Goal —
Please give the listing again, word for word, with nothing left out.

------ Data excerpts

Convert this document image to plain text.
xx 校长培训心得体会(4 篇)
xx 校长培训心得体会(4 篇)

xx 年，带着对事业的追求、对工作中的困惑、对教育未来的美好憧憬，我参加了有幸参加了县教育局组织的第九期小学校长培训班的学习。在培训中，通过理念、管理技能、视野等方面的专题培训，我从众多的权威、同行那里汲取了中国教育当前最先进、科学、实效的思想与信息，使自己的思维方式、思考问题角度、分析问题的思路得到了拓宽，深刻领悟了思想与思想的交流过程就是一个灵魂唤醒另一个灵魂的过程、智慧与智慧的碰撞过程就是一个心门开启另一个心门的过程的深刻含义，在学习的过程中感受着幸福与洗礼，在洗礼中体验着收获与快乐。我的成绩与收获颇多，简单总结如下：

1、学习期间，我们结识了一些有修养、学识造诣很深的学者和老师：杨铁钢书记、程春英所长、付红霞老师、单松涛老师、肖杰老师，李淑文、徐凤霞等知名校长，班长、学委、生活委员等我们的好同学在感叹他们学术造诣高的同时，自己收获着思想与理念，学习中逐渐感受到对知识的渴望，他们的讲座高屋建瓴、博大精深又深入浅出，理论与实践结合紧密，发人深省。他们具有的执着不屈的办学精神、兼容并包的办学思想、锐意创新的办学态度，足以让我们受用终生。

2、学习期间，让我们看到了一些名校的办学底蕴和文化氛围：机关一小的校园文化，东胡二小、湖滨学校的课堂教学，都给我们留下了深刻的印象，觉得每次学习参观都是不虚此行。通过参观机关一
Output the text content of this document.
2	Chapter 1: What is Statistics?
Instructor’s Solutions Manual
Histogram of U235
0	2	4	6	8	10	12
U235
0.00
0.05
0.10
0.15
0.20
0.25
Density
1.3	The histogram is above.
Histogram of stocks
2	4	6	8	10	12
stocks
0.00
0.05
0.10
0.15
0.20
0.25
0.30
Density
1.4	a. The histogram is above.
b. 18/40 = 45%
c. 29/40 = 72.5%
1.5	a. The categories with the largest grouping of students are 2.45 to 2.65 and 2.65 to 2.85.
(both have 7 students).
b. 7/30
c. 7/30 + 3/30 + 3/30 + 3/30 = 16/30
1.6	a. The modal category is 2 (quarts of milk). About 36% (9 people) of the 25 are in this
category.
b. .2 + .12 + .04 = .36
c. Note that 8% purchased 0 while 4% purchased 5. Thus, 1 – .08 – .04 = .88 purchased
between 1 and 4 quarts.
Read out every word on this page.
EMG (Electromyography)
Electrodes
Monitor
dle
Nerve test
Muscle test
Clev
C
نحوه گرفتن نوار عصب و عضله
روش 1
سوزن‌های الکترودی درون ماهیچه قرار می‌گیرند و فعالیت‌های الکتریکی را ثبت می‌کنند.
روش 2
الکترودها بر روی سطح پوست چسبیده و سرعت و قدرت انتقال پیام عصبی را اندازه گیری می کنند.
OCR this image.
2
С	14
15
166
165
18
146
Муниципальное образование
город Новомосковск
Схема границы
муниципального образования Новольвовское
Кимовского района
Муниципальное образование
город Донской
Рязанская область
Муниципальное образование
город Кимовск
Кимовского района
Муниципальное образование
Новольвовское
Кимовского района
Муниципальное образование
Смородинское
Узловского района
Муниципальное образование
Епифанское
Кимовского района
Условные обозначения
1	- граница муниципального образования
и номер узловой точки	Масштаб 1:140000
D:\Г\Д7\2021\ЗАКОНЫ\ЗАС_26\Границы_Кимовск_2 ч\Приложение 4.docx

------------

Final answer —
Convert this document image to plain text.
xx 校长培训心得体会(4 篇)
xx 校长培训心得体会(4 篇)

xx 年，带着对事业的追求、对工作中的困惑、对教育未来的美好憧憬，我参加了有幸参加了县教育局组织的第九期小学校长培训班的学习。在培训中，通过理念、管理技能、视野等方面的专题培训，我从众多的权威、同行那里汲取了中国教育当前最先进、科学、实效的思想与信息，使自己的思维方式、思考问题角度、分析问题的思路得到了拓宽，深刻领悟了思想与思想的交流过程就是一个灵魂唤醒另一个灵魂的过程、智慧与智慧的碰撞过程就是一个心门开启另一个心门的过程的深刻含义，在学习的过程中感受着幸福与洗礼，在洗礼中体验着收获与快乐。我的成绩与收获颇多，简单总结如下：

1、学习期间，我们结识了一些有修养、学识造诣很深的学者和老师：杨铁钢书记、程春英所长、付红霞老师、单松涛老师、肖杰老师，李淑文、徐凤霞等知名校长，班长、学委、生活委员等我们的好同学在感叹他们学术造诣高的同时，自己收获着思想与理念，学习中逐渐感受到对知识的渴望，他们的讲座高屋建瓴、博大精深又深入浅出，理论与实践结合紧密，发人深省。他们具有的执着不屈的办学精神、兼容并包的办学思想、锐意创新的办学态度，足以让我们受用终生。

2、学习期间，让我们看到了一些名校的办学底蕴和文化氛围：机关一小的校园文化，东胡二小、湖滨学校的课堂教学，都给我们留下了深刻的印象，觉得每次学习参观都是不虚此行。通过参观机关一
Output the text content of this document.
2	Chapter 1: What is Statistics?
Instructor’s Solutions Manual
Histogram of U235
0	2	4	6	8	10	12
U235
0.00
0.05
0.10
0.15
0.20
0.25
Density
1.3	The histogram is above.
Histogram of stocks
2	4	6	8	10	12
stocks
0.00
0.05
0.10
0.15
0.20
0.25
0.30
Density
1.4	a. The histogram is above.
b. 18/40 = 45%
c. 29/40 = 72.5%
1.5	a. The categories with the largest grouping of students are 2.45 to 2.65 and 2.65 to 2.85.
(both have 7 students).
b. 7/30
c. 7/30 + 3/30 + 3/30 + 3/30 = 16/30
1.6	a. The modal category is 2 (quarts of milk). About 36% (9 people) of the 25 are in this
category.
b. .2 + .12 + .04 = .36
c. Note that 8% purchased 0 while 4% purchased 5. Thus, 1 – .08 – .04 = .88 purchased
between 1 and 4 quarts.
Read out every word on this page.
EMG (Electromyography)
Electrodes
Monitor
dle
Nerve test
Muscle test
Clev
C
نحوه گرفتن نوار عصب و عضله
روش 1
سوزن‌های الکترودی درون ماهیچه قرار می‌گیرند و فعالیت‌های الکتریکی را ثبت می‌کنند.
روش 2
الکترودها بر روی سطح پوست چسبیده و سرعت و قدرت انتقال پیام عصبی را اندازه گیری می کنند.
OCR this image.
2
С	14
15
166
165
18
146
Муниципальное образование
город Новомосковск
Схема границы
муниципального образования Новольвовское
Кимовского района
Муниципальное образование
город Донской
Рязанская область
Муниципальное образование
город Кимовск
Кимовского района
Муниципальное образование
Новольвовское
Кимовского района
Муниципальное образование
Смородинское
Узловского района
Муниципальное образование
Епифанское
Кимовского района
Условные обозначения
1	- граница муниципального образования
и номер узловой точки	Масштаб 1:140000
D:\Г\Д7\2021\ЗАКОНЫ\ЗАС_26\Границы_Кимовск_2 ч\Приложение 4.docx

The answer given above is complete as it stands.